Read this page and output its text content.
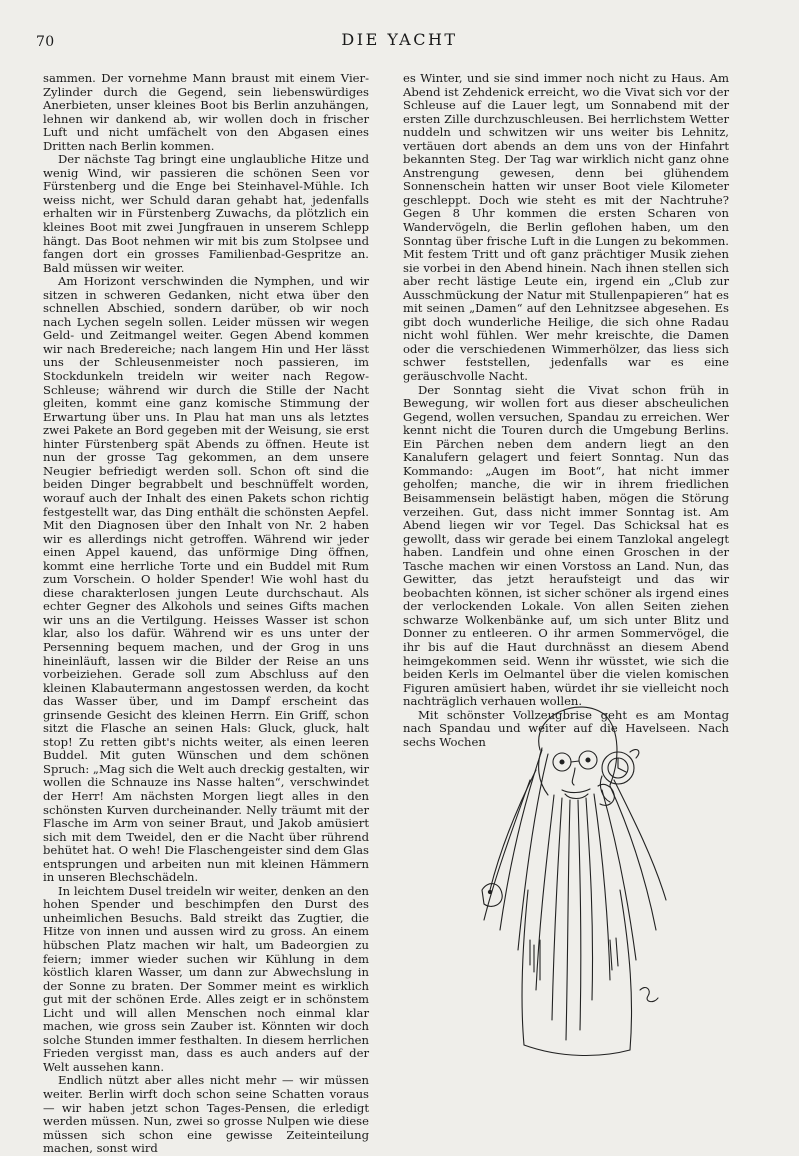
70	DIE YACHT

sammen. Der vornehme Mann braust mit einem Vier-Zylinder durch die Gegend, sein liebenswürdiges Anerbieten, unser kleines Boot bis Berlin anzuhängen, lehnen wir dankend ab, wir wollen doch in frischer Luft und nicht umfächelt von den Abgasen eines Dritten nach Berlin kommen.

Der nächste Tag bringt eine unglaubliche Hitze und wenig Wind, wir passieren die schönen Seen vor Fürstenberg und die Enge bei Steinhavel-Mühle. Ich weiss nicht, wer Schuld daran gehabt hat, jedenfalls erhalten wir in Fürstenberg Zuwachs, da plötzlich ein kleines Boot mit zwei Jungfrauen in unserem Schlepp hängt. Das Boot nehmen wir mit bis zum Stolpsee und fangen dort ein grosses Familienbad-Gespritze an. Bald müssen wir weiter.

Am Horizont verschwinden die Nymphen, und wir sitzen in schweren Gedanken, nicht etwa über den schnellen Abschied, sondern darüber, ob wir noch nach Lychen segeln sollen. Leider müssen wir wegen Geld- und Zeitmangel weiter. Gegen Abend kommen wir nach Bredereiche; nach langem Hin und Her lässt uns der Schleusenmeister noch passieren, im Stockdunkeln treideln wir weiter nach Regow-Schleuse; während wir durch die Stille der Nacht gleiten, kommt eine ganz komische Stimmung der Erwartung über uns. In Plau hat man uns als letztes zwei Pakete an Bord gegeben mit der Weisung, sie erst hinter Fürstenberg spät Abends zu öffnen. Heute ist nun der grosse Tag gekommen, an dem unsere Neugier befriedigt werden soll. Schon oft sind die beiden Dinger begrabbelt und beschnüffelt worden, worauf auch der Inhalt des einen Pakets schon richtig festgestellt war, das Ding enthält die schönsten Aepfel. Mit den Diagnosen über den Inhalt von Nr. 2 haben wir es allerdings nicht getroffen. Während wir jeder einen Appel kauend, das unförmige Ding öffnen, kommt eine herrliche Torte und ein Buddel mit Rum zum Vorschein. O holder Spender! Wie wohl hast du diese charakterlosen jungen Leute durchschaut. Als echter Gegner des Alkohols und seines Gifts machen wir uns an die Vertilgung. Heisses Wasser ist schon klar, also los dafür. Während wir es uns unter der Persenning bequem machen, und der Grog in uns hineinläuft, lassen wir die Bilder der Reise an uns vorbeiziehen. Gerade soll zum Abschluss auf den kleinen Klabautermann angestossen werden, da kocht das Wasser über, und im Dampf erscheint das grinsende Gesicht des kleinen Herrn. Ein Griff, schon sitzt die Flasche an seinen Hals: Gluck, gluck, halt stop! Zu retten gibt's nichts weiter, als einen leeren Buddel. Mit guten Wünschen und dem schönen Spruch: „Mag sich die Welt auch dreckig gestalten, wir wollen die Schnauze ins Nasse halten“, verschwindet der Herr! Am nächsten Morgen liegt alles in den schönsten Kurven durcheinander. Nelly träumt mit der Flasche im Arm von seiner Braut, und Jakob amüsiert sich mit dem Tweidel, den er die Nacht über rührend behütet hat. O weh! Die Flaschengeister sind dem Glas entsprungen und arbeiten nun mit kleinen Hämmern in unseren Blechschädeln.

In leichtem Dusel treideln wir weiter, denken an den hohen Spender und beschimpfen den Durst des unheimlichen Besuchs. Bald streikt das Zugtier, die Hitze von innen und aussen wird zu gross. An einem hübschen Platz machen wir halt, um Badeorgien zu feiern; immer wieder suchen wir Kühlung in dem köstlich klaren Wasser, um dann zur Abwechslung in der Sonne zu braten. Der Sommer meint es wirklich gut mit der schönen Erde. Alles zeigt er in schönstem Licht und will allen Menschen noch einmal klar machen, wie gross sein Zauber ist. Könnten wir doch solche Stunden immer festhalten. In diesem herrlichen Frieden vergisst man, dass es auch anders auf der Welt aussehen kann.

Endlich nützt aber alles nicht mehr — wir müssen weiter. Berlin wirft doch schon seine Schatten voraus — wir haben jetzt schon Tages-Pensen, die erledigt werden müssen. Nun, zwei so grosse Nulpen wie diese müssen sich schon eine gewisse Zeiteinteilung machen, sonst wird

es Winter, und sie sind immer noch nicht zu Haus. Am Abend ist Zehdenick erreicht, wo die Vivat sich vor der Schleuse auf die Lauer legt, um Sonnabend mit der ersten Zille durchzuschleusen. Bei herrlichstem Wetter nuddeln und schwitzen wir uns weiter bis Lehnitz, vertäuen dort abends an dem uns von der Hinfahrt bekannten Steg. Der Tag war wirklich nicht ganz ohne Anstrengung gewesen, denn bei glühendem Sonnenschein hatten wir unser Boot viele Kilometer geschleppt. Doch wie steht es mit der Nachtruhe? Gegen 8 Uhr kommen die ersten Scharen von Wandervögeln, die Berlin geflohen haben, um den Sonntag über frische Luft in die Lungen zu bekommen. Mit festem Tritt und oft ganz prächtiger Musik ziehen sie vorbei in den Abend hinein. Nach ihnen stellen sich aber recht lästige Leute ein, irgend ein „Club zur Ausschmückung der Natur mit Stullenpapieren“ hat es mit seinen „Damen“ auf den Lehnitzsee abgesehen. Es gibt doch wunderliche Heilige, die sich ohne Radau nicht wohl fühlen. Wer mehr kreischte, die Damen oder die verschiedenen Wimmerhölzer, das liess sich schwer feststellen, jedenfalls war es eine geräuschvolle Nacht.

Der Sonntag sieht die Vivat schon früh in Bewegung, wir wollen fort aus dieser abscheulichen Gegend, wollen versuchen, Spandau zu erreichen. Wer kennt nicht die Touren durch die Umgebung Berlins. Ein Pärchen neben dem andern liegt an den Kanalufern gelagert und feiert Sonntag. Nun das Kommando: „Augen im Boot“, hat nicht immer geholfen; manche, die wir in ihrem friedlichen Beisammensein belästigt haben, mögen die Störung verzeihen. Gut, dass nicht immer Sonntag ist. Am Abend liegen wir vor Tegel. Das Schicksal hat es gewollt, dass wir gerade bei einem Tanzlokal angelegt haben. Landfein und ohne einen Groschen in der Tasche machen wir einen Vorstoss an Land. Nun, das Gewitter, das jetzt heraufsteigt und das wir beobachten können, ist sicher schöner als irgend eines der verlockenden Lokale. Von allen Seiten ziehen schwarze Wolkenbänke auf, um sich unter Blitz und Donner zu entleeren. O ihr armen Sommervögel, die ihr bis auf die Haut durchnässt an diesem Abend heimgekommen seid. Wenn ihr wüsstet, wie sich die beiden Kerls im Oelmantel über die vielen komischen Figuren amüsiert haben, würdet ihr sie vielleicht noch nachträglich verhauen wollen.

Mit schönster Vollzeugbrise geht es am Montag nach Spandau und weiter auf die Havelseen. Nach sechs Wochen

_ _ _ _ _ _ _

Job |
In the listing above, find the lines holding the word "wird" and copy them.

Response for this exercise |
In leichtem Dusel treideln wir weiter, denken an den hohen Spender und beschimpfen den Durst des unheimlichen Besuchs. Bald streikt das Zugtier, die Hitze von innen und aussen wird zu gross. An einem hübschen Platz machen wir halt, um Badeorgien zu feiern; immer wieder suchen wir Kühlung in dem köstlich klaren Wasser, um dann zur Abwechslung in der Sonne zu braten. Der Sommer meint es wirklich gut mit der schönen Erde. Alles zeigt er in schönstem Licht und will allen Menschen noch einmal klar machen, wie gross sein Zauber ist. Könnten wir doch solche Stunden immer festhalten. In diesem herrlichen Frieden vergisst man, dass es auch anders auf der Welt aussehen kann.
Endlich nützt aber alles nicht mehr — wir müssen weiter. Berlin wirft doch schon seine Schatten voraus — wir haben jetzt schon Tages-Pensen, die erledigt werden müssen. Nun, zwei so grosse Nulpen wie diese müssen sich schon eine gewisse Zeiteinteilung machen, sonst wird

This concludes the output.